Dataset content:
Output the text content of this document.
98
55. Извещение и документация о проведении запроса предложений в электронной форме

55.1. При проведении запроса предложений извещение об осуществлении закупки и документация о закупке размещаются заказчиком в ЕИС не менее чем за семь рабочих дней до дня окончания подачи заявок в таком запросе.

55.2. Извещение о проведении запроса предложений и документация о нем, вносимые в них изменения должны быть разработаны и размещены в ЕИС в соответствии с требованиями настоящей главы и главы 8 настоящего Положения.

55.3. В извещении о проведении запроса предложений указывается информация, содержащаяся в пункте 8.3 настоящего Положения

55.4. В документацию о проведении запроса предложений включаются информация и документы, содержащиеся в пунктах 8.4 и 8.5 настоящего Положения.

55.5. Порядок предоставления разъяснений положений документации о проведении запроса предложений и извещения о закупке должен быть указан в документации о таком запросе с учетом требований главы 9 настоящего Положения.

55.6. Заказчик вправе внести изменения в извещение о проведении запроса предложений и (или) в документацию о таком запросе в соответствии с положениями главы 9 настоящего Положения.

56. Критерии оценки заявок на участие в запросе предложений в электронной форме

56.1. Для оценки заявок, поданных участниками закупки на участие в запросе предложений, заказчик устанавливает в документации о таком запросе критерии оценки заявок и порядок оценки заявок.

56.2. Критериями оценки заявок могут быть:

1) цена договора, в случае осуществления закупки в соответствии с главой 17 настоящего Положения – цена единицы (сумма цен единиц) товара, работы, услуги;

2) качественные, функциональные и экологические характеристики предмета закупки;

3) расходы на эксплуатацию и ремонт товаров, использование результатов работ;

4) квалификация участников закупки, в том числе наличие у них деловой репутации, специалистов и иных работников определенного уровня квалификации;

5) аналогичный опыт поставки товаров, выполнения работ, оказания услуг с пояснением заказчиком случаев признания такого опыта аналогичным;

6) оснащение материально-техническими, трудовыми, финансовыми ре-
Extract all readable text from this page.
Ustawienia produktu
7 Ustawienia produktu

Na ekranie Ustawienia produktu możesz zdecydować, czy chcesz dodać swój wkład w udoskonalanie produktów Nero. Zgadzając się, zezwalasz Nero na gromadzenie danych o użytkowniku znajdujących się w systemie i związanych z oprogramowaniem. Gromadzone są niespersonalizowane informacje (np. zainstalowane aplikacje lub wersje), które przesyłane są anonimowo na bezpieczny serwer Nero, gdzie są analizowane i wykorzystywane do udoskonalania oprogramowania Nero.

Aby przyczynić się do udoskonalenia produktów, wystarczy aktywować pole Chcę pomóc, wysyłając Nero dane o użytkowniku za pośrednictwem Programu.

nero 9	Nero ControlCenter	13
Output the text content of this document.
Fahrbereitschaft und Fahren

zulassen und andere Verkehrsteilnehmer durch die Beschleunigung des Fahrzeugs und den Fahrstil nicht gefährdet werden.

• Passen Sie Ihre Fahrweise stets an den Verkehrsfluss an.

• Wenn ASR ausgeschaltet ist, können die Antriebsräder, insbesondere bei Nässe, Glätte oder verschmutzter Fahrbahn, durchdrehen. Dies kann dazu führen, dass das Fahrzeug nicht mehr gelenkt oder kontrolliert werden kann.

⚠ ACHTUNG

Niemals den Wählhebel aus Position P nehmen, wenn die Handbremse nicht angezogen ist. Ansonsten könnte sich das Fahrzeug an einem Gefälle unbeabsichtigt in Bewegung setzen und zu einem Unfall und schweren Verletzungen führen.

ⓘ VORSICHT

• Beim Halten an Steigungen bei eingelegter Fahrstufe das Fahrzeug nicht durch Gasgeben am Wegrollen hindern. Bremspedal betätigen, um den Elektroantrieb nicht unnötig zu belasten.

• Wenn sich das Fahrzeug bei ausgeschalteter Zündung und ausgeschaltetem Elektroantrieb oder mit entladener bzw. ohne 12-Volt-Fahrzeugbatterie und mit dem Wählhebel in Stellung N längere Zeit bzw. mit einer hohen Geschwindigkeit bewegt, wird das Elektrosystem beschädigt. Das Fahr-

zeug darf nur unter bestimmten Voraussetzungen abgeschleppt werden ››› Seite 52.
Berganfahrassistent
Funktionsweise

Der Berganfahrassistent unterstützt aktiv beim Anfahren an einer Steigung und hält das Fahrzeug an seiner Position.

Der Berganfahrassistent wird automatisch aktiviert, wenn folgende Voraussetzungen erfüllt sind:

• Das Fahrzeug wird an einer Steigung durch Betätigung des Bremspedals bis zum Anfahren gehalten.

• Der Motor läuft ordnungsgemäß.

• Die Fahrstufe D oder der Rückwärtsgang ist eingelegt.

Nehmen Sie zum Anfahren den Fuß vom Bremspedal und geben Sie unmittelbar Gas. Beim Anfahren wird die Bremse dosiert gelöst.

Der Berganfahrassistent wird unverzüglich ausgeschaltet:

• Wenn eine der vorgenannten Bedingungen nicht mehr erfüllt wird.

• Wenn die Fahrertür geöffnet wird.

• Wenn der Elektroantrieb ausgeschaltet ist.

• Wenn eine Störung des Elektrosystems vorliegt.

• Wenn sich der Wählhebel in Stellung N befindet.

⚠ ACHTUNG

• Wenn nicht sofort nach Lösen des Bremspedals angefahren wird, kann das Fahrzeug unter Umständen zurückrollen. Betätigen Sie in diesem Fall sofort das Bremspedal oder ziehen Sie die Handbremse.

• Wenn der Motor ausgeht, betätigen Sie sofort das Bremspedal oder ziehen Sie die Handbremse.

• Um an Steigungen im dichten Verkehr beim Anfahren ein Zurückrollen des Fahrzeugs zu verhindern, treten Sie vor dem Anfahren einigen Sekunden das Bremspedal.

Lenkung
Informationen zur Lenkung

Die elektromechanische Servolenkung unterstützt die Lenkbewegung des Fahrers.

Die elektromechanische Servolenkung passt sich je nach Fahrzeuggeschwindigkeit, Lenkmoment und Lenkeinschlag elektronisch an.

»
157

Written exercise: Print every entry exactly as written.

Task solution:
Output the text content of this document.
98
55. Извещение и документация о проведении запроса предложений в электронной форме

55.1. При проведении запроса предложений извещение об осуществлении закупки и документация о закупке размещаются заказчиком в ЕИС не менее чем за семь рабочих дней до дня окончания подачи заявок в таком запросе.

55.2. Извещение о проведении запроса предложений и документация о нем, вносимые в них изменения должны быть разработаны и размещены в ЕИС в соответствии с требованиями настоящей главы и главы 8 настоящего Положения.

55.3. В извещении о проведении запроса предложений указывается информация, содержащаяся в пункте 8.3 настоящего Положения

55.4. В документацию о проведении запроса предложений включаются информация и документы, содержащиеся в пунктах 8.4 и 8.5 настоящего Положения.

55.5. Порядок предоставления разъяснений положений документации о проведении запроса предложений и извещения о закупке должен быть указан в документации о таком запросе с учетом требований главы 9 настоящего Положения.

55.6. Заказчик вправе внести изменения в извещение о проведении запроса предложений и (или) в документацию о таком запросе в соответствии с положениями главы 9 настоящего Положения.

56. Критерии оценки заявок на участие в запросе предложений в электронной форме

56.1. Для оценки заявок, поданных участниками закупки на участие в запросе предложений, заказчик устанавливает в документации о таком запросе критерии оценки заявок и порядок оценки заявок.

56.2. Критериями оценки заявок могут быть:

1) цена договора, в случае осуществления закупки в соответствии с главой 17 настоящего Положения – цена единицы (сумма цен единиц) товара, работы, услуги;

2) качественные, функциональные и экологические характеристики предмета закупки;

3) расходы на эксплуатацию и ремонт товаров, использование результатов работ;

4) квалификация участников закупки, в том числе наличие у них деловой репутации, специалистов и иных работников определенного уровня квалификации;

5) аналогичный опыт поставки товаров, выполнения работ, оказания услуг с пояснением заказчиком случаев признания такого опыта аналогичным;

6) оснащение материально-техническими, трудовыми, финансовыми ре-
Extract all readable text from this page.
Ustawienia produktu
7 Ustawienia produktu

Na ekranie Ustawienia produktu możesz zdecydować, czy chcesz dodać swój wkład w udoskonalanie produktów Nero. Zgadzając się, zezwalasz Nero na gromadzenie danych o użytkowniku znajdujących się w systemie i związanych z oprogramowaniem. Gromadzone są niespersonalizowane informacje (np. zainstalowane aplikacje lub wersje), które przesyłane są anonimowo na bezpieczny serwer Nero, gdzie są analizowane i wykorzystywane do udoskonalania oprogramowania Nero.

Aby przyczynić się do udoskonalenia produktów, wystarczy aktywować pole Chcę pomóc, wysyłając Nero dane o użytkowniku za pośrednictwem Programu.

nero 9	Nero ControlCenter	13
Output the text content of this document.
Fahrbereitschaft und Fahren

zulassen und andere Verkehrsteilnehmer durch die Beschleunigung des Fahrzeugs und den Fahrstil nicht gefährdet werden.

• Passen Sie Ihre Fahrweise stets an den Verkehrsfluss an.

• Wenn ASR ausgeschaltet ist, können die Antriebsräder, insbesondere bei Nässe, Glätte oder verschmutzter Fahrbahn, durchdrehen. Dies kann dazu führen, dass das Fahrzeug nicht mehr gelenkt oder kontrolliert werden kann.

⚠ ACHTUNG

Niemals den Wählhebel aus Position P nehmen, wenn die Handbremse nicht angezogen ist. Ansonsten könnte sich das Fahrzeug an einem Gefälle unbeabsichtigt in Bewegung setzen und zu einem Unfall und schweren Verletzungen führen.

ⓘ VORSICHT

• Beim Halten an Steigungen bei eingelegter Fahrstufe das Fahrzeug nicht durch Gasgeben am Wegrollen hindern. Bremspedal betätigen, um den Elektroantrieb nicht unnötig zu belasten.

• Wenn sich das Fahrzeug bei ausgeschalteter Zündung und ausgeschaltetem Elektroantrieb oder mit entladener bzw. ohne 12-Volt-Fahrzeugbatterie und mit dem Wählhebel in Stellung N längere Zeit bzw. mit einer hohen Geschwindigkeit bewegt, wird das Elektrosystem beschädigt. Das Fahr-

zeug darf nur unter bestimmten Voraussetzungen abgeschleppt werden ››› Seite 52.
Berganfahrassistent
Funktionsweise

Der Berganfahrassistent unterstützt aktiv beim Anfahren an einer Steigung und hält das Fahrzeug an seiner Position.

Der Berganfahrassistent wird automatisch aktiviert, wenn folgende Voraussetzungen erfüllt sind:

• Das Fahrzeug wird an einer Steigung durch Betätigung des Bremspedals bis zum Anfahren gehalten.

• Der Motor läuft ordnungsgemäß.

• Die Fahrstufe D oder der Rückwärtsgang ist eingelegt.

Nehmen Sie zum Anfahren den Fuß vom Bremspedal und geben Sie unmittelbar Gas. Beim Anfahren wird die Bremse dosiert gelöst.

Der Berganfahrassistent wird unverzüglich ausgeschaltet:

• Wenn eine der vorgenannten Bedingungen nicht mehr erfüllt wird.

• Wenn die Fahrertür geöffnet wird.

• Wenn der Elektroantrieb ausgeschaltet ist.

• Wenn eine Störung des Elektrosystems vorliegt.

• Wenn sich der Wählhebel in Stellung N befindet.

⚠ ACHTUNG

• Wenn nicht sofort nach Lösen des Bremspedals angefahren wird, kann das Fahrzeug unter Umständen zurückrollen. Betätigen Sie in diesem Fall sofort das Bremspedal oder ziehen Sie die Handbremse.

• Wenn der Motor ausgeht, betätigen Sie sofort das Bremspedal oder ziehen Sie die Handbremse.

• Um an Steigungen im dichten Verkehr beim Anfahren ein Zurückrollen des Fahrzeugs zu verhindern, treten Sie vor dem Anfahren einigen Sekunden das Bremspedal.

Lenkung
Informationen zur Lenkung

Die elektromechanische Servolenkung unterstützt die Lenkbewegung des Fahrers.

Die elektromechanische Servolenkung passt sich je nach Fahrzeuggeschwindigkeit, Lenkmoment und Lenkeinschlag elektronisch an.

»
157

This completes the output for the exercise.